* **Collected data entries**
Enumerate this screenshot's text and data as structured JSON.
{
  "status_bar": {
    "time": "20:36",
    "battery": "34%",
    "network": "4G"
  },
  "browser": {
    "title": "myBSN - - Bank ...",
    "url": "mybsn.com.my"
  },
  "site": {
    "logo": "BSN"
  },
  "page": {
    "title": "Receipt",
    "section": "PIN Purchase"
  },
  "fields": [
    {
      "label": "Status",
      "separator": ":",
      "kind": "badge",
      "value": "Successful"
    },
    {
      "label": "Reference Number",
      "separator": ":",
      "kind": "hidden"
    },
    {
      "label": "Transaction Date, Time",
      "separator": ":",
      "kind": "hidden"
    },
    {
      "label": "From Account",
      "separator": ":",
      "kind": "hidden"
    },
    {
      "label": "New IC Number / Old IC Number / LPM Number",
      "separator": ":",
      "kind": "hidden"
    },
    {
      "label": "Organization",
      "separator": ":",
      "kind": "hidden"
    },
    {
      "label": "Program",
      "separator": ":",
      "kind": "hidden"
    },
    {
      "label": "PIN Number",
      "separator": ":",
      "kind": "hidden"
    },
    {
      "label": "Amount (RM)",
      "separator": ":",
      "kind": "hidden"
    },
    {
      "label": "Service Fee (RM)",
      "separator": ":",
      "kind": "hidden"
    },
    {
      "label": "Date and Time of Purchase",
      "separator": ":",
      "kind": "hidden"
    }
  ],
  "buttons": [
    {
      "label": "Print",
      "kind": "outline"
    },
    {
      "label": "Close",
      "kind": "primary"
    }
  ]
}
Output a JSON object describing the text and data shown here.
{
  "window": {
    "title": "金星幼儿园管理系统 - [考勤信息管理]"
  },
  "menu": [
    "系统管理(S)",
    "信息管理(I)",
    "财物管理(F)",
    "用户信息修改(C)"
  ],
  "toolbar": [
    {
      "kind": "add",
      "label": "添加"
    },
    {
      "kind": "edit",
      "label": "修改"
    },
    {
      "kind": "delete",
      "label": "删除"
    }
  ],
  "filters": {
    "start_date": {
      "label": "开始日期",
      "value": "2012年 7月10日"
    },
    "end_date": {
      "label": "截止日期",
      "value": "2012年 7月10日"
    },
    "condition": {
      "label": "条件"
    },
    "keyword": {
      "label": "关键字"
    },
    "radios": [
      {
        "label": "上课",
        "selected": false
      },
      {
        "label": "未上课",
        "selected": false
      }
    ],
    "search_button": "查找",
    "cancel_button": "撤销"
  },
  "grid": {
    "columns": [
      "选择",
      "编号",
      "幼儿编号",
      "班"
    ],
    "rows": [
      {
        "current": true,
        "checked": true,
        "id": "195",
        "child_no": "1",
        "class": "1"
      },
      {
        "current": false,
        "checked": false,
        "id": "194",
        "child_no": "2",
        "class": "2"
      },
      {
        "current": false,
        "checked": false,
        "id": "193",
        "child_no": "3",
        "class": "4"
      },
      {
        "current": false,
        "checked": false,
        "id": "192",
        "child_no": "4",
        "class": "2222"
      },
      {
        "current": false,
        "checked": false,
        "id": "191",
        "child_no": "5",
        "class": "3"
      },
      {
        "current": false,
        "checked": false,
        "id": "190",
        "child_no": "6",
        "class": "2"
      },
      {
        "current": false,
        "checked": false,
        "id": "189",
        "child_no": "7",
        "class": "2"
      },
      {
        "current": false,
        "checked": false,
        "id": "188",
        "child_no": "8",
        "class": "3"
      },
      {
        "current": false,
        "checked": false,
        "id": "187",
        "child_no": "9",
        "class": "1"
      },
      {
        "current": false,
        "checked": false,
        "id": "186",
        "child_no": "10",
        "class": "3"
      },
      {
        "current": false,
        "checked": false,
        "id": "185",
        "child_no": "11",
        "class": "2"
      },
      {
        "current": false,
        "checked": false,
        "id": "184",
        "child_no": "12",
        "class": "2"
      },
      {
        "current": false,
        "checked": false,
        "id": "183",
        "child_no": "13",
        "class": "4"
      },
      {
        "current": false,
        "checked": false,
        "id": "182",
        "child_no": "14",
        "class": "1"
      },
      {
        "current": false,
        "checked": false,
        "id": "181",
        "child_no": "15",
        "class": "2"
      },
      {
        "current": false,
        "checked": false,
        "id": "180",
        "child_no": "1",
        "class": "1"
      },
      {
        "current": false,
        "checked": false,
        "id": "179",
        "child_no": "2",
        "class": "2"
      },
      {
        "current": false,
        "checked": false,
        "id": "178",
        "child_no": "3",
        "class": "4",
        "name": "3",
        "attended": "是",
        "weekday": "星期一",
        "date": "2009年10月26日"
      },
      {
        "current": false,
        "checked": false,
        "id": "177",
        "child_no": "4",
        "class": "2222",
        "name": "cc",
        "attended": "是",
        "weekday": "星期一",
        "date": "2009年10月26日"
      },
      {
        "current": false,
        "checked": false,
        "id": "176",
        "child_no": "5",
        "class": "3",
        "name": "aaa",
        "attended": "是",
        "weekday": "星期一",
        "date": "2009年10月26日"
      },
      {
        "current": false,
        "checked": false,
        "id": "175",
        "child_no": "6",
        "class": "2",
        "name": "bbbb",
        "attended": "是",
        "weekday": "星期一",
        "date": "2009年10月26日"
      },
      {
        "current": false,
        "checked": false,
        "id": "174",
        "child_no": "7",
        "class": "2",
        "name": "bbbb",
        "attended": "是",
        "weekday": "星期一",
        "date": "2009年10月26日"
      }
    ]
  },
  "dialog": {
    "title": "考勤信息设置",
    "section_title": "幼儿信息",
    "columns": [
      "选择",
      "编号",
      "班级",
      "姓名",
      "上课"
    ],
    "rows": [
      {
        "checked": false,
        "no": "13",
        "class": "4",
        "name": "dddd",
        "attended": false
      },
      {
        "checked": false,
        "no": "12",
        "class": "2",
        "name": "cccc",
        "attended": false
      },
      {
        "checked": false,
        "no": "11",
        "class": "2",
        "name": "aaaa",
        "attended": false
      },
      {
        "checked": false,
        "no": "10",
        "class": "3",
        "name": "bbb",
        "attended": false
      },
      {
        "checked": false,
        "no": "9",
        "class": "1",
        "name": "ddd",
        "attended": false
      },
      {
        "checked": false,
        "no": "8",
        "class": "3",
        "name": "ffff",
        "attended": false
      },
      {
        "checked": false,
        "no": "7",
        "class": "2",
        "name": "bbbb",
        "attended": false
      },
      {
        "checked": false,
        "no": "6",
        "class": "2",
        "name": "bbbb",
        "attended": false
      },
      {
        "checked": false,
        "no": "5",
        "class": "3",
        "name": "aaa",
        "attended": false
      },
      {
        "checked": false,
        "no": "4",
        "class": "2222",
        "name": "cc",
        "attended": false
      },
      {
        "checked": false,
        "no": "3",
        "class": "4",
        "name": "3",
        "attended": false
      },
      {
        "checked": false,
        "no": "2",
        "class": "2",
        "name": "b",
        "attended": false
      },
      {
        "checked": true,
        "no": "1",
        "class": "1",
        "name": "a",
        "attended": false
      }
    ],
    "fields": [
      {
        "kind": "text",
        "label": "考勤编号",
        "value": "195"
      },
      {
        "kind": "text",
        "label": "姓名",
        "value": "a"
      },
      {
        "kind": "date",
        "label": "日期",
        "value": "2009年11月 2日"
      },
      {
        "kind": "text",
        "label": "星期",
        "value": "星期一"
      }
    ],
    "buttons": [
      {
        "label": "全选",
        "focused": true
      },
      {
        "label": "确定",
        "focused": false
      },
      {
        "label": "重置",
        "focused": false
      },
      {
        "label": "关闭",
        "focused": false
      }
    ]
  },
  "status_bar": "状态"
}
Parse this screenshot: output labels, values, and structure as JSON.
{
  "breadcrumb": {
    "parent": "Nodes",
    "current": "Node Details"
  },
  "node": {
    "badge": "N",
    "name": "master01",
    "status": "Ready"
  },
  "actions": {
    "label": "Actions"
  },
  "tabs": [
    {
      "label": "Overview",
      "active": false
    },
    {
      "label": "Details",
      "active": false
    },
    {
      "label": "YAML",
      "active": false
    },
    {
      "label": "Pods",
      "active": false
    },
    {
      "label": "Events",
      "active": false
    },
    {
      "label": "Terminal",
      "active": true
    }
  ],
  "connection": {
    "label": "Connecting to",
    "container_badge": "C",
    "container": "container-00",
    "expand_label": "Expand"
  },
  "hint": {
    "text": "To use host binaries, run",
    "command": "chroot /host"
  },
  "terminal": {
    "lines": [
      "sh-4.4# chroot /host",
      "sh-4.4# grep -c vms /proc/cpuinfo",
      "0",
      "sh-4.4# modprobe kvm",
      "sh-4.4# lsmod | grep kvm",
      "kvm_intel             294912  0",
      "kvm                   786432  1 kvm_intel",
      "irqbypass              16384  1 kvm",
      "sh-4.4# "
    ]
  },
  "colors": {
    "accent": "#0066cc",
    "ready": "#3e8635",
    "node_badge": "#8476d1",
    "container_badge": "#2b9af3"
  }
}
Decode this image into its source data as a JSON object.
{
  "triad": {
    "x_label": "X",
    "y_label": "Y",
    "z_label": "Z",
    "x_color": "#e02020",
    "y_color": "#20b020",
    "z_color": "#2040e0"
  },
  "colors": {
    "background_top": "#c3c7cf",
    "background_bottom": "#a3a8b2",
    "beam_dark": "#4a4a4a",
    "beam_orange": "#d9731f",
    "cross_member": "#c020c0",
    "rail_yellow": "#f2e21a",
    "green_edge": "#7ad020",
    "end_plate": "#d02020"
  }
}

* **Written exercise**
Nothing outside the span should appear: transcribe the lines from the one containing "Decode this image" through the last line of the records.

* **Finished answer**
Decode this image into its source data as a JSON object.
{
  "triad": {
    "x_label": "X",
    "y_label": "Y",
    "z_label": "Z",
    "x_color": "#e02020",
    "y_color": "#20b020",
    "z_color": "#2040e0"
  },
  "colors": {
    "background_top": "#c3c7cf",
    "background_bottom": "#a3a8b2",
    "beam_dark": "#4a4a4a",
    "beam_orange": "#d9731f",
    "cross_member": "#c020c0",
    "rail_yellow": "#f2e21a",
    "green_edge": "#7ad020",
    "end_plate": "#d02020"
  }
}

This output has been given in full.